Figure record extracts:
-- BEGIN --

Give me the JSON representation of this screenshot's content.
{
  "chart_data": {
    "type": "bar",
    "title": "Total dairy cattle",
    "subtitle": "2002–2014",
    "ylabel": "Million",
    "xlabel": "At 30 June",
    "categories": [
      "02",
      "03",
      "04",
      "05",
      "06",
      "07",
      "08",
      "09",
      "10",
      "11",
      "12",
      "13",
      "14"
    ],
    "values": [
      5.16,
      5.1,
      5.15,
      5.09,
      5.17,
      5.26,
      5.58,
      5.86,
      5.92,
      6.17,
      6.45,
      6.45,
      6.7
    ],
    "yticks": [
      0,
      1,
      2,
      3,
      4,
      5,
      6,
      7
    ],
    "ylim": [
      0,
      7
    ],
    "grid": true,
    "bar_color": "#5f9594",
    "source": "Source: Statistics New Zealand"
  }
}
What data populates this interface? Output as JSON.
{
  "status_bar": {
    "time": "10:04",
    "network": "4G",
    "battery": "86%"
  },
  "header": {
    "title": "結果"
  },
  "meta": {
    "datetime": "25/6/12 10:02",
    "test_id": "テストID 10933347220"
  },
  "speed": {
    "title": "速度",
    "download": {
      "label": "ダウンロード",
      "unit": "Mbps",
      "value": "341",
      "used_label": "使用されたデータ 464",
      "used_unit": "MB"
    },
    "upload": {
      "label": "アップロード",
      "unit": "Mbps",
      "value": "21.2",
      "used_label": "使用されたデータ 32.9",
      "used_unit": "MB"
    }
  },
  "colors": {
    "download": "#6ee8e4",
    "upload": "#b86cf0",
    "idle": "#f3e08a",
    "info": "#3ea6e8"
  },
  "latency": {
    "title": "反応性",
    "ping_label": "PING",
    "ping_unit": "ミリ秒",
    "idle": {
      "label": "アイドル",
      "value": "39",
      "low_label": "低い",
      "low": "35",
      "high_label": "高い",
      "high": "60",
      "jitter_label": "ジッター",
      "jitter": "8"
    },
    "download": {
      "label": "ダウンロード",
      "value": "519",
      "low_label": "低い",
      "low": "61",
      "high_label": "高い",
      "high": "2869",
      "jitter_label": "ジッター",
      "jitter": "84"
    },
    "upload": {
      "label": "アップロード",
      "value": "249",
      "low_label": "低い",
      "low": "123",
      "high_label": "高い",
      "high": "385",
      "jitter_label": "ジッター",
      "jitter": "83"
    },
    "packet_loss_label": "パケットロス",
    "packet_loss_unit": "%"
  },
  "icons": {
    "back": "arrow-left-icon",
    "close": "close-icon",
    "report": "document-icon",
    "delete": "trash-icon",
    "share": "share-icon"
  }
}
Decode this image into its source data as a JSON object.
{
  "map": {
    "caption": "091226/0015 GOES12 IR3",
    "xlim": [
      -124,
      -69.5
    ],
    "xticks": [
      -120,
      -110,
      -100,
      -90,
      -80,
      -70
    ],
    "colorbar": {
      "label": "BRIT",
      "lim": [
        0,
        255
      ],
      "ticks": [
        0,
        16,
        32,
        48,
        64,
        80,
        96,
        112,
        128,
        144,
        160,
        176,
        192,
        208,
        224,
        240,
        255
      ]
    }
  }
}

-- END --

EXERCISE AIM
Make an exact copy of every entry.

SOLUTION FOR THIS PROBLEM
Give me the JSON representation of this screenshot's content.
{
  "chart_data": {
    "type": "bar",
    "title": "Total dairy cattle",
    "subtitle": "2002–2014",
    "ylabel": "Million",
    "xlabel": "At 30 June",
    "categories": [
      "02",
      "03",
      "04",
      "05",
      "06",
      "07",
      "08",
      "09",
      "10",
      "11",
      "12",
      "13",
      "14"
    ],
    "values": [
      5.16,
      5.1,
      5.15,
      5.09,
      5.17,
      5.26,
      5.58,
      5.86,
      5.92,
      6.17,
      6.45,
      6.45,
      6.7
    ],
    "yticks": [
      0,
      1,
      2,
      3,
      4,
      5,
      6,
      7
    ],
    "ylim": [
      0,
      7
    ],
    "grid": true,
    "bar_color": "#5f9594",
    "source": "Source: Statistics New Zealand"
  }
}
What data populates this interface? Output as JSON.
{
  "status_bar": {
    "time": "10:04",
    "network": "4G",
    "battery": "86%"
  },
  "header": {
    "title": "結果"
  },
  "meta": {
    "datetime": "25/6/12 10:02",
    "test_id": "テストID 10933347220"
  },
  "speed": {
    "title": "速度",
    "download": {
      "label": "ダウンロード",
      "unit": "Mbps",
      "value": "341",
      "used_label": "使用されたデータ 464",
      "used_unit": "MB"
    },
    "upload": {
      "label": "アップロード",
      "unit": "Mbps",
      "value": "21.2",
      "used_label": "使用されたデータ 32.9",
      "used_unit": "MB"
    }
  },
  "colors": {
    "download": "#6ee8e4",
    "upload": "#b86cf0",
    "idle": "#f3e08a",
    "info": "#3ea6e8"
  },
  "latency": {
    "title": "反応性",
    "ping_label": "PING",
    "ping_unit": "ミリ秒",
    "idle": {
      "label": "アイドル",
      "value": "39",
      "low_label": "低い",
      "low": "35",
      "high_label": "高い",
      "high": "60",
      "jitter_label": "ジッター",
      "jitter": "8"
    },
    "download": {
      "label": "ダウンロード",
      "value": "519",
      "low_label": "低い",
      "low": "61",
      "high_label": "高い",
      "high": "2869",
      "jitter_label": "ジッター",
      "jitter": "84"
    },
    "upload": {
      "label": "アップロード",
      "value": "249",
      "low_label": "低い",
      "low": "123",
      "high_label": "高い",
      "high": "385",
      "jitter_label": "ジッター",
      "jitter": "83"
    },
    "packet_loss_label": "パケットロス",
    "packet_loss_unit": "%"
  },
  "icons": {
    "back": "arrow-left-icon",
    "close": "close-icon",
    "report": "document-icon",
    "delete": "trash-icon",
    "share": "share-icon"
  }
}
Decode this image into its source data as a JSON object.
{
  "map": {
    "caption": "091226/0015 GOES12 IR3",
    "xlim": [
      -124,
      -69.5
    ],
    "xticks": [
      -120,
      -110,
      -100,
      -90,
      -80,
      -70
    ],
    "colorbar": {
      "label": "BRIT",
      "lim": [
        0,
        255
      ],
      "ticks": [
        0,
        16,
        32,
        48,
        64,
        80,
        96,
        112,
        128,
        144,
        160,
        176,
        192,
        208,
        224,
        240,
        255
      ]
    }
  }
}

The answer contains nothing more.